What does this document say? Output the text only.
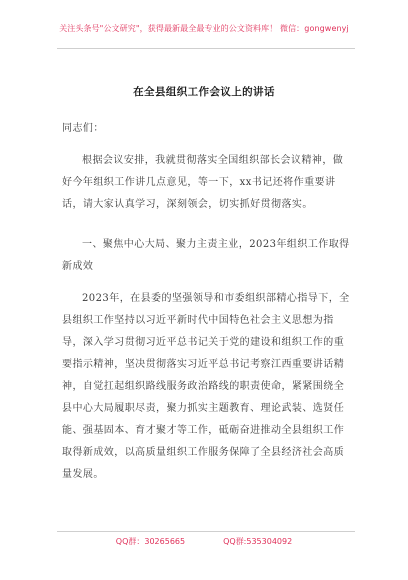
关注头条号"公文研究"，获得最新最全最专业的公文资料库！ 微信：gongwenyj
在全县组织工作会议上的讲话

同志们：

根据会议安排，我就贯彻落实全国组织部长会议精神，做好今年组织工作讲几点意见，等一下，xx书记还将作重要讲话，请大家认真学习，深刻领会，切实抓好贯彻落实。

一、聚焦中心大局、聚力主责主业，2023年组织工作取得新成效

2023年，在县委的坚强领导和市委组织部精心指导下，全县组织工作坚持以习近平新时代中国特色社会主义思想为指导，深入学习贯彻习近平总书记关于党的建设和组织工作的重要指示精神，坚决贯彻落实习近平总书记考察江西重要讲话精神，自觉扛起组织路线服务政治路线的职责使命，紧紧围绕全县中心大局履职尽责，聚力抓实主题教育、理论武装、选贤任能、强基固本、育才聚才等工作，砥砺奋进推动全县组织工作取得新成效，以高质量组织工作服务保障了全县经济社会高质量发展。

QQ群：30265665	QQ群:535304092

========

## Given instruction:
Copy the whole of the material above exactly, but not its images.

## Result below:
What does this document say? Output the text only.
关注头条号"公文研究"，获得最新最全最专业的公文资料库！ 微信：gongwenyj
在全县组织工作会议上的讲话

同志们：

根据会议安排，我就贯彻落实全国组织部长会议精神，做好今年组织工作讲几点意见，等一下，xx书记还将作重要讲话，请大家认真学习，深刻领会，切实抓好贯彻落实。

一、聚焦中心大局、聚力主责主业，2023年组织工作取得新成效

2023年，在县委的坚强领导和市委组织部精心指导下，全县组织工作坚持以习近平新时代中国特色社会主义思想为指导，深入学习贯彻习近平总书记关于党的建设和组织工作的重要指示精神，坚决贯彻落实习近平总书记考察江西重要讲话精神，自觉扛起组织路线服务政治路线的职责使命，紧紧围绕全县中心大局履职尽责，聚力抓实主题教育、理论武装、选贤任能、强基固本、育才聚才等工作，砥砺奋进推动全县组织工作取得新成效，以高质量组织工作服务保障了全县经济社会高质量发展。

QQ群：30265665	QQ群:535304092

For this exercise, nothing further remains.